Output each entry exactly; skip nothing.
============================================================
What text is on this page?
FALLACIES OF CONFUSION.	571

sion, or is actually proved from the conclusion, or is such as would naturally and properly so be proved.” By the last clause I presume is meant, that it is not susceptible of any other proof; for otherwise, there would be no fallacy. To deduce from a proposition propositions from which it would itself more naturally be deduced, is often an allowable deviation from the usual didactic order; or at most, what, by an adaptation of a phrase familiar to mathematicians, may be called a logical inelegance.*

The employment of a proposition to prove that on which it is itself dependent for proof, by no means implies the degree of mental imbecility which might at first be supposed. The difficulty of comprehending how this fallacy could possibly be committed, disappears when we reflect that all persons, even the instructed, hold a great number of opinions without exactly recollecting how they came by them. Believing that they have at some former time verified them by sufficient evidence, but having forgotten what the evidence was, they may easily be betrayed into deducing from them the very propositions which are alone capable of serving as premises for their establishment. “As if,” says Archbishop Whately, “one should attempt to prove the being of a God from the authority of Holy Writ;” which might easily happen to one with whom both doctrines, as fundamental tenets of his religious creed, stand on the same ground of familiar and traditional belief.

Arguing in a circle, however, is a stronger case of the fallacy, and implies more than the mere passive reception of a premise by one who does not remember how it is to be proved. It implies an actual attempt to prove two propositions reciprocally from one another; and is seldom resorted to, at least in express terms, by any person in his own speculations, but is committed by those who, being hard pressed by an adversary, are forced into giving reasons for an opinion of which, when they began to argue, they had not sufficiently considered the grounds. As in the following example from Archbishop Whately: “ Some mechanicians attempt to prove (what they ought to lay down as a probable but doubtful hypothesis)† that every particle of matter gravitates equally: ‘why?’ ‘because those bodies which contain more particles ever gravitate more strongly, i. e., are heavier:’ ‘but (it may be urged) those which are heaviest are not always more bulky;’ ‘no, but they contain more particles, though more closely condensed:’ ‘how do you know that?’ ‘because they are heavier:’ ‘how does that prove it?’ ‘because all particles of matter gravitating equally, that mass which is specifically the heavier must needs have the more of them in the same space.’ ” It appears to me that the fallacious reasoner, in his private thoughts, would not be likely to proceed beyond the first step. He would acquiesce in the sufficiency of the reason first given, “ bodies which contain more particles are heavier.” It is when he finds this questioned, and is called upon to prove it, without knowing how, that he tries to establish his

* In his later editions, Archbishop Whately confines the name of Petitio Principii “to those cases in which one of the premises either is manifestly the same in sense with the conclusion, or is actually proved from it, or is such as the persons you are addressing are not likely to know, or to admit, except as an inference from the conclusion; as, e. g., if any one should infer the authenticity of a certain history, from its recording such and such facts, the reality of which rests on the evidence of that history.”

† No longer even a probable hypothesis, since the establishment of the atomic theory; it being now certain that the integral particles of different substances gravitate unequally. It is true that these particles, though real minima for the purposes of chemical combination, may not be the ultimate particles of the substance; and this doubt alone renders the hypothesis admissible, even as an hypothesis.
============================================================
▸ **EXERCISE OUTPUT**
What text is on this page?
FALLACIES OF CONFUSION.	571

sion, or is actually proved from the conclusion, or is such as would naturally and properly so be proved.” By the last clause I presume is meant, that it is not susceptible of any other proof; for otherwise, there would be no fallacy. To deduce from a proposition propositions from which it would itself more naturally be deduced, is often an allowable deviation from the usual didactic order; or at most, what, by an adaptation of a phrase familiar to mathematicians, may be called a logical inelegance.*

The employment of a proposition to prove that on which it is itself dependent for proof, by no means implies the degree of mental imbecility which might at first be supposed. The difficulty of comprehending how this fallacy could possibly be committed, disappears when we reflect that all persons, even the instructed, hold a great number of opinions without exactly recollecting how they came by them. Believing that they have at some former time verified them by sufficient evidence, but having forgotten what the evidence was, they may easily be betrayed into deducing from them the very propositions which are alone capable of serving as premises for their establishment. “As if,” says Archbishop Whately, “one should attempt to prove the being of a God from the authority of Holy Writ;” which might easily happen to one with whom both doctrines, as fundamental tenets of his religious creed, stand on the same ground of familiar and traditional belief.

Arguing in a circle, however, is a stronger case of the fallacy, and implies more than the mere passive reception of a premise by one who does not remember how it is to be proved. It implies an actual attempt to prove two propositions reciprocally from one another; and is seldom resorted to, at least in express terms, by any person in his own speculations, but is committed by those who, being hard pressed by an adversary, are forced into giving reasons for an opinion of which, when they began to argue, they had not sufficiently considered the grounds. As in the following example from Archbishop Whately: “ Some mechanicians attempt to prove (what they ought to lay down as a probable but doubtful hypothesis)† that every particle of matter gravitates equally: ‘why?’ ‘because those bodies which contain more particles ever gravitate more strongly, i. e., are heavier:’ ‘but (it may be urged) those which are heaviest are not always more bulky;’ ‘no, but they contain more particles, though more closely condensed:’ ‘how do you know that?’ ‘because they are heavier:’ ‘how does that prove it?’ ‘because all particles of matter gravitating equally, that mass which is specifically the heavier must needs have the more of them in the same space.’ ” It appears to me that the fallacious reasoner, in his private thoughts, would not be likely to proceed beyond the first step. He would acquiesce in the sufficiency of the reason first given, “ bodies which contain more particles are heavier.” It is when he finds this questioned, and is called upon to prove it, without knowing how, that he tries to establish his

* In his later editions, Archbishop Whately confines the name of Petitio Principii “to those cases in which one of the premises either is manifestly the same in sense with the conclusion, or is actually proved from it, or is such as the persons you are addressing are not likely to know, or to admit, except as an inference from the conclusion; as, e. g., if any one should infer the authenticity of a certain history, from its recording such and such facts, the reality of which rests on the evidence of that history.”

† No longer even a probable hypothesis, since the establishment of the atomic theory; it being now certain that the integral particles of different substances gravitate unequally. It is true that these particles, though real minima for the purposes of chemical combination, may not be the ultimate particles of the substance; and this doubt alone renders the hypothesis admissible, even as an hypothesis.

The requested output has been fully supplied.